*Data lines*:

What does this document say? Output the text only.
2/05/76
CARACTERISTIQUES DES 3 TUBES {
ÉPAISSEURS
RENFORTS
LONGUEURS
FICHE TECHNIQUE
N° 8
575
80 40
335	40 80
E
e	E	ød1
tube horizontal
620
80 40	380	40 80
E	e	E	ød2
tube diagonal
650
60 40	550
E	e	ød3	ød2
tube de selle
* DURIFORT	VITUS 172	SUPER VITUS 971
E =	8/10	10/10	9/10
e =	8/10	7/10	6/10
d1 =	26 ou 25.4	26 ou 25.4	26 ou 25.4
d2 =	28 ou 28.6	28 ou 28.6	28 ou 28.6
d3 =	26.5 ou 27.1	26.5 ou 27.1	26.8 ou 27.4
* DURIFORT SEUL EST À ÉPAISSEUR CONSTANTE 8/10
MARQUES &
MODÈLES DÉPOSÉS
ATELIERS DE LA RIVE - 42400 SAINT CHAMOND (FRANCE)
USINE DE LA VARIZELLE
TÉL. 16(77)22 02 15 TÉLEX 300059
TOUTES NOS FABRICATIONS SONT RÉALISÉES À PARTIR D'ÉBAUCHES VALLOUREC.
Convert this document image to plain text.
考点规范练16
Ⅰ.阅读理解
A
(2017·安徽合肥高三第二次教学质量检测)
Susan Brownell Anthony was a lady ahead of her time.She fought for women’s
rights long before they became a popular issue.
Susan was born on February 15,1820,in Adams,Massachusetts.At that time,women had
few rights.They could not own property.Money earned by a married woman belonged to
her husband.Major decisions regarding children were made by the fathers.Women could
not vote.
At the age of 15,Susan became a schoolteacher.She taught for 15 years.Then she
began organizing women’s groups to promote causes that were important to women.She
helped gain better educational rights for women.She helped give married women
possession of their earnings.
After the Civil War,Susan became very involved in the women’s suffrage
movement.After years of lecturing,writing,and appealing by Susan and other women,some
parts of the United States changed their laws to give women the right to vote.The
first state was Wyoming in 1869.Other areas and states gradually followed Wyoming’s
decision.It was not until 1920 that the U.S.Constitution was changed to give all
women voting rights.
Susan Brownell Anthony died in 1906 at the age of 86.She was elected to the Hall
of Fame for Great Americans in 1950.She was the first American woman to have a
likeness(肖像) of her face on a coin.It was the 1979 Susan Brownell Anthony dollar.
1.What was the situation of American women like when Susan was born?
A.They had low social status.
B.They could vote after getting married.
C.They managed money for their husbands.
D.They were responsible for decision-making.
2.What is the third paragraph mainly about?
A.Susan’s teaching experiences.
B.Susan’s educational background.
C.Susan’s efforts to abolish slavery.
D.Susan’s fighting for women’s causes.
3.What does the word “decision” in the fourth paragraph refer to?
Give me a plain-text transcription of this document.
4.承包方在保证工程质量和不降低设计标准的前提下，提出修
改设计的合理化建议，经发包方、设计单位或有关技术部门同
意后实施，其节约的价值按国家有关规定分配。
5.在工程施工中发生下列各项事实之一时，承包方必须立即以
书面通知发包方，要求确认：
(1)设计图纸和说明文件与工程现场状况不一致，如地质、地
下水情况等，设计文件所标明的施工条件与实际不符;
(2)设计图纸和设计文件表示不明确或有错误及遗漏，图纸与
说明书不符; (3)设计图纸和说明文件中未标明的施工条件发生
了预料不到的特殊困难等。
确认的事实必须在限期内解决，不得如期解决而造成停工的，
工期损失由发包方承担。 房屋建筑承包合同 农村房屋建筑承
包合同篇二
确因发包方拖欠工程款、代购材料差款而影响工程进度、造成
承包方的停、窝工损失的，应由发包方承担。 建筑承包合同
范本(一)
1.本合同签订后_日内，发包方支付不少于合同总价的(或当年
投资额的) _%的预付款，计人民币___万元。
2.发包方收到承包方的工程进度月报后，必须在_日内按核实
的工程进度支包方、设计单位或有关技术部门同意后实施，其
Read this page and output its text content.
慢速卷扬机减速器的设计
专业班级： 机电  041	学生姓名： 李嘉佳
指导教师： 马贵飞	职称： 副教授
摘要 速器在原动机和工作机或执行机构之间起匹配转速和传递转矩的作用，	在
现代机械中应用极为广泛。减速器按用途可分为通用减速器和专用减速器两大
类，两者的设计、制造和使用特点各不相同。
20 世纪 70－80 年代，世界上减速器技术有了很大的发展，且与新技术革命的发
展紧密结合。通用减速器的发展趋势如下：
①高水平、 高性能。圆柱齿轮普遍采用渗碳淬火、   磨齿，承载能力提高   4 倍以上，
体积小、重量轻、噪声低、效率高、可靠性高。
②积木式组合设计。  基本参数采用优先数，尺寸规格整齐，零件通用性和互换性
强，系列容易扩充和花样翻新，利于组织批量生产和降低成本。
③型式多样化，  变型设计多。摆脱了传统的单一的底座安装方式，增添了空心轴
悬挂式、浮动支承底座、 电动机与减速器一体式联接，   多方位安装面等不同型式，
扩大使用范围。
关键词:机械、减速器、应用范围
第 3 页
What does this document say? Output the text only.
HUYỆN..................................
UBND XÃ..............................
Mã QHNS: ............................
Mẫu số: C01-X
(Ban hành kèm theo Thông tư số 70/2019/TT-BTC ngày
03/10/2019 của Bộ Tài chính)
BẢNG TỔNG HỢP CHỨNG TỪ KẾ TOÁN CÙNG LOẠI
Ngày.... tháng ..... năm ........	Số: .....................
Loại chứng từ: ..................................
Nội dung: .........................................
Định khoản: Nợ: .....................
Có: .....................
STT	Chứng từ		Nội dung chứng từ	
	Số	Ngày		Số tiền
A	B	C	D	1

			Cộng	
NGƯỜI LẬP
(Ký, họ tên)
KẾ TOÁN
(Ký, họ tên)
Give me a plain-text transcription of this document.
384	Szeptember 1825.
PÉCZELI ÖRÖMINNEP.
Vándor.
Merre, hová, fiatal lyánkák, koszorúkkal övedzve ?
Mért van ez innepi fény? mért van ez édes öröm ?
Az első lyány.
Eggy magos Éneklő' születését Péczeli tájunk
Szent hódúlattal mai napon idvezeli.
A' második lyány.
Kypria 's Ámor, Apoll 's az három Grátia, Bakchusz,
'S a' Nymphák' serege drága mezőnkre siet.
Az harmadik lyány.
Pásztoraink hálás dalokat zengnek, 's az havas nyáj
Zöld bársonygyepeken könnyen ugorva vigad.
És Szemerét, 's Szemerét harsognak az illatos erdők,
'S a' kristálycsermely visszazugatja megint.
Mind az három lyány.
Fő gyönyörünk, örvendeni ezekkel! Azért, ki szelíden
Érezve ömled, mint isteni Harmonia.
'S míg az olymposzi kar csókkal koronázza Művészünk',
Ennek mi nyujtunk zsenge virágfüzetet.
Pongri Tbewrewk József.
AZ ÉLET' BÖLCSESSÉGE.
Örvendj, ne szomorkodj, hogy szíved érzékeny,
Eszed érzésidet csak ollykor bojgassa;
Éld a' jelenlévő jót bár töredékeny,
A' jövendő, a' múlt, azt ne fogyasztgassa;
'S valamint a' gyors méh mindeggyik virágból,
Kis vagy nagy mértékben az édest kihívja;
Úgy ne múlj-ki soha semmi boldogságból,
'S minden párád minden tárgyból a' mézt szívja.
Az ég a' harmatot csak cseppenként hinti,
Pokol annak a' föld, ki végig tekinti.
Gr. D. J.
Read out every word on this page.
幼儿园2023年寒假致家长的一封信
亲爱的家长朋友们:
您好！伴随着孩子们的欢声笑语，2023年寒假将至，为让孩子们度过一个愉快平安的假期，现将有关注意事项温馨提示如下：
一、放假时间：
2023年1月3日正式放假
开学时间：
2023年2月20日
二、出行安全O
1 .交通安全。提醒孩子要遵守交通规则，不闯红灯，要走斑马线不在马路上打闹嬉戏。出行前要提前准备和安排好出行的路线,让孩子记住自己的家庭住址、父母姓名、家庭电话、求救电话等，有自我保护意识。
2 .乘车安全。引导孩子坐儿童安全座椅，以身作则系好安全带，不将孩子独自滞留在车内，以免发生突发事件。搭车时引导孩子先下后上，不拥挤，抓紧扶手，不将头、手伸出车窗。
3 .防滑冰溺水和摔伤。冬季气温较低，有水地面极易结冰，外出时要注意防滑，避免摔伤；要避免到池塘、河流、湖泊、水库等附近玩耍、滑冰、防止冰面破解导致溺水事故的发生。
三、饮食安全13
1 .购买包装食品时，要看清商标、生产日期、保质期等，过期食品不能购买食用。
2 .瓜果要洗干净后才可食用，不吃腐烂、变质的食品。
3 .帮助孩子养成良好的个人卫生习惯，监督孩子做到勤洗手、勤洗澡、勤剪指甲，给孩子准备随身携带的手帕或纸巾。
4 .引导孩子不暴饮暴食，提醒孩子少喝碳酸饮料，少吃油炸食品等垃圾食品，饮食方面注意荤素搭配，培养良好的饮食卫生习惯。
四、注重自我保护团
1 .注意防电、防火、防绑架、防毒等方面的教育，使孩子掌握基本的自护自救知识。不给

*Stated goal*: From the data, pick out every line that includes "educational".

*Response to the exercise*:
helped gain better educational rights for women.She helped give married women
B.Susan’s educational background.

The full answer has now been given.